Your instructions:
Every line that contains "myös" counts once; give the total number of such lines, with no other words.

--------

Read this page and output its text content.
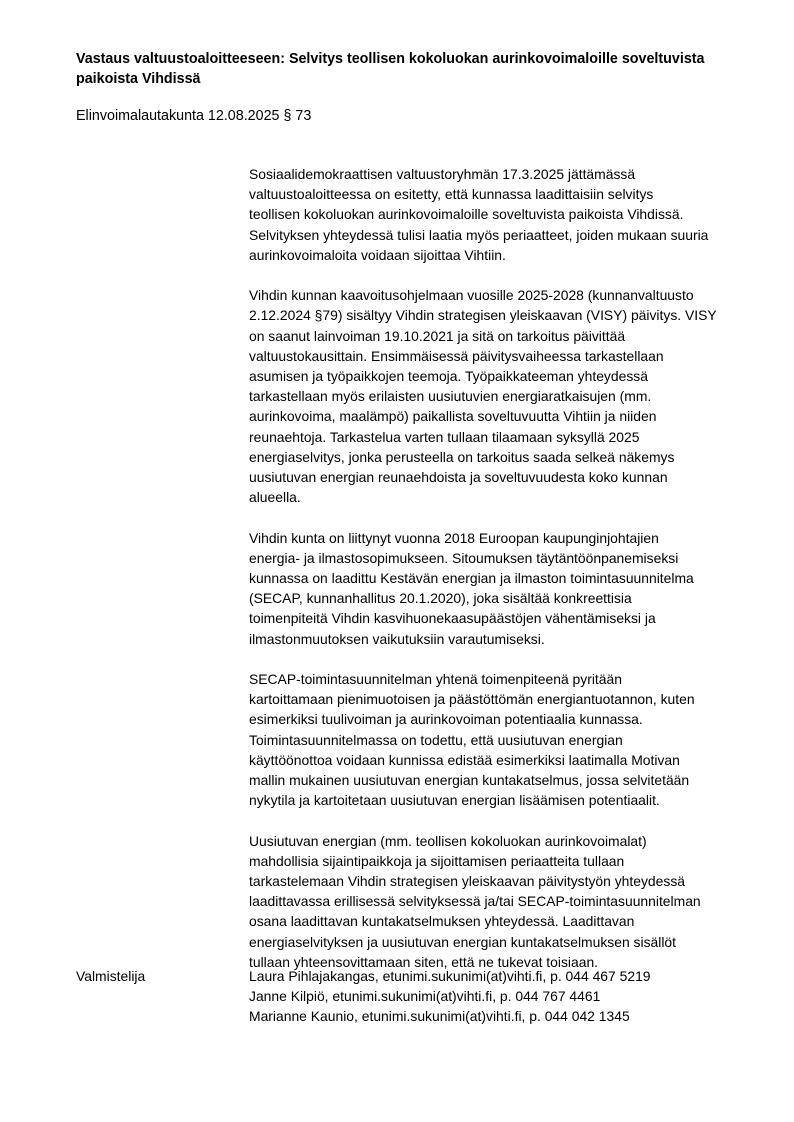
Vastaus valtuustoaloitteeseen: Selvitys teollisen kokoluokan aurinkovoimaloille soveltuvista
paikoista Vihdissä

Elinvoimalautakunta 12.08.2025 § 73

Sosiaalidemokraattisen valtuustoryhmän 17.3.2025 jättämässä
valtuustoaloitteessa on esitetty, että kunnassa laadittaisiin selvitys
teollisen kokoluokan aurinkovoimaloille soveltuvista paikoista Vihdissä.
Selvityksen yhteydessä tulisi laatia myös periaatteet, joiden mukaan suuria
aurinkovoimaloita voidaan sijoittaa Vihtiin.

Vihdin kunnan kaavoitusohjelmaan vuosille 2025-2028 (kunnanvaltuusto
2.12.2024 §79) sisältyy Vihdin strategisen yleiskaavan (VISY) päivitys. VISY
on saanut lainvoiman 19.10.2021 ja sitä on tarkoitus päivittää
valtuustokausittain. Ensimmäisessä päivitysvaiheessa tarkastellaan
asumisen ja työpaikkojen teemoja. Työpaikkateeman yhteydessä
tarkastellaan myös erilaisten uusiutuvien energiaratkaisujen (mm.
aurinkovoima, maalämpö) paikallista soveltuvuutta Vihtiin ja niiden
reunaehtoja. Tarkastelua varten tullaan tilaamaan syksyllä 2025
energiaselvitys, jonka perusteella on tarkoitus saada selkeä näkemys
uusiutuvan energian reunaehdoista ja soveltuvuudesta koko kunnan
alueella.

Vihdin kunta on liittynyt vuonna 2018 Euroopan kaupunginjohtajien
energia- ja ilmastosopimukseen. Sitoumuksen täytäntöönpanemiseksi
kunnassa on laadittu Kestävän energian ja ilmaston toimintasuunnitelma
(SECAP, kunnanhallitus 20.1.2020), joka sisältää konkreettisia
toimenpiteitä Vihdin kasvihuonekaasupäästöjen vähentämiseksi ja
ilmastonmuutoksen vaikutuksiin varautumiseksi.

SECAP-toimintasuunnitelman yhtenä toimenpiteenä pyritään
kartoittamaan pienimuotoisen ja päästöttömän energiantuotannon, kuten
esimerkiksi tuulivoiman ja aurinkovoiman potentiaalia kunnassa.
Toimintasuunnitelmassa on todettu, että uusiutuvan energian
käyttöönottoa voidaan kunnissa edistää esimerkiksi laatimalla Motivan
mallin mukainen uusiutuvan energian kuntakatselmus, jossa selvitetään
nykytila ja kartoitetaan uusiutuvan energian lisäämisen potentiaalit.

Uusiutuvan energian (mm. teollisen kokoluokan aurinkovoimalat)
mahdollisia sijaintipaikkoja ja sijoittamisen periaatteita tullaan
tarkastelemaan Vihdin strategisen yleiskaavan päivitystyön yhteydessä
laadittavassa erillisessä selvityksessä ja/tai SECAP-toimintasuunnitelman
osana laadittavan kuntakatselmuksen yhteydessä. Laadittavan
energiaselvityksen ja uusiutuvan energian kuntakatselmuksen sisällöt
tullaan yhteensovittamaan siten, että ne tukevat toisiaan.

Valmistelija	Laura Pihlajakangas, etunimi.sukunimi(at)vihti.fi, p. 044 467 5219
Janne Kilpiö, etunimi.sukunimi(at)vihti.fi, p. 044 767 4461
Marianne Kaunio, etunimi.sukunimi(at)vihti.fi, p. 044 042 1345
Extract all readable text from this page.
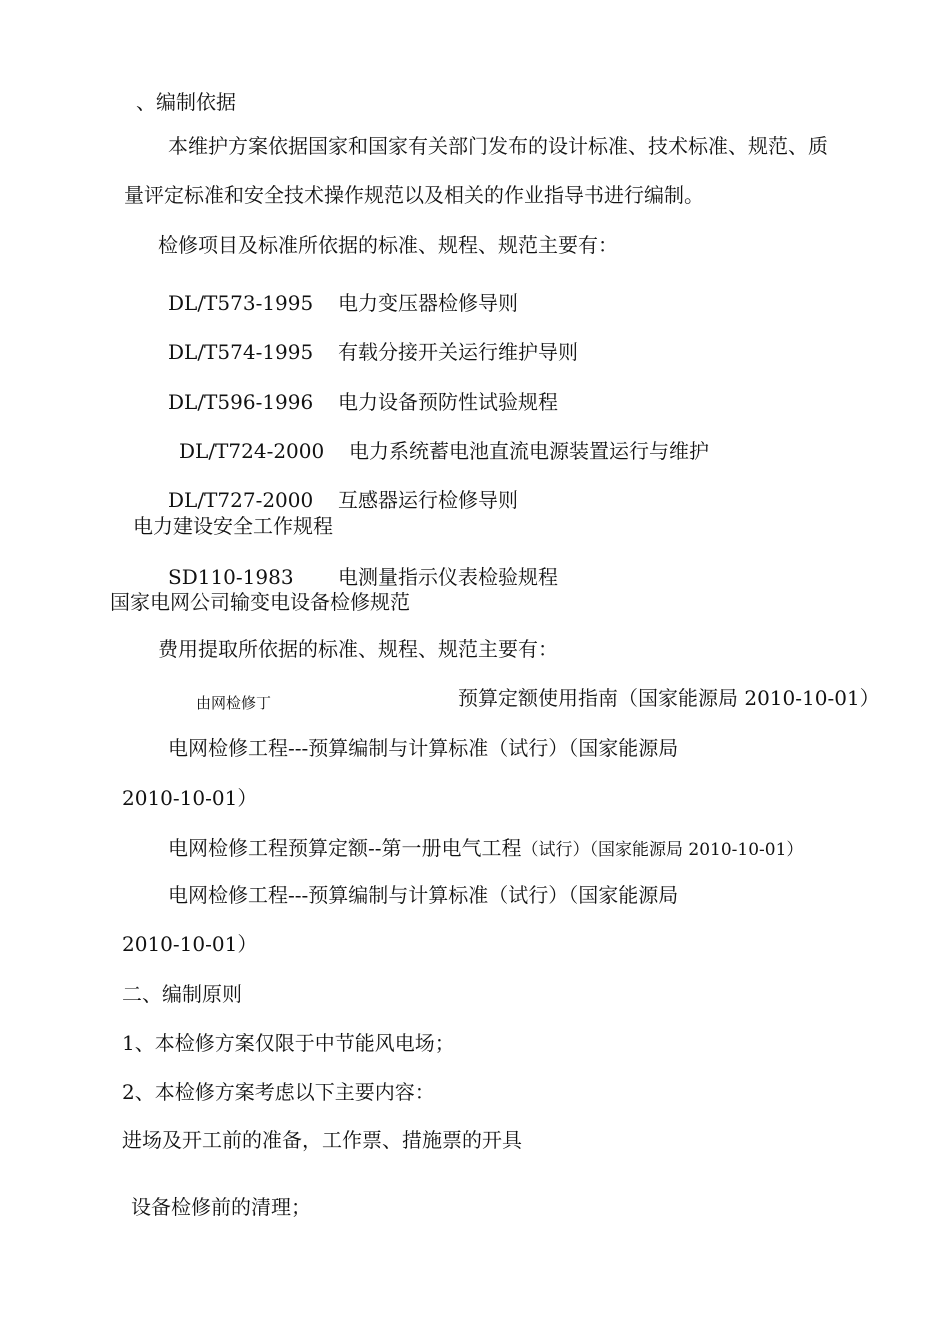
、编制依据
本维护方案依据国家和国家有关部门发布的设计标准、技术标准、规范、质
量评定标准和安全技术操作规范以及相关的作业指导书进行编制。
检修项目及标准所依据的标准、规程、规范主要有：
DL/T573-1995 电力变压器检修导则
DL/T574-1995 有载分接开关运行维护导则
DL/T596-1996 电力设备预防性试验规程
DL/T724-2000 电力系统蓄电池直流电源装置运行与维护
DL/T727-2000 互感器运行检修导则
电力建设安全工作规程
SD110-1983 电测量指示仪表检验规程
国家电网公司输变电设备检修规范
费用提取所依据的标准、规程、规范主要有：
由网检修丁	预算定额使用指南（国家能源局 2010-10-01）
电网检修工程---预算编制与计算标准（试行）（国家能源局
2010-10-01）
电网检修工程预算定额--第一册电气工程（试行）（国家能源局 2010-10-01）
电网检修工程---预算编制与计算标准（试行）（国家能源局
2010-10-01）
二、编制原则
1、本检修方案仅限于中节能风电场；
2、本检修方案考虑以下主要内容：
进场及开工前的准备，工作票、措施票的开具
设备检修前的清理；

--------

Exercise solution:
2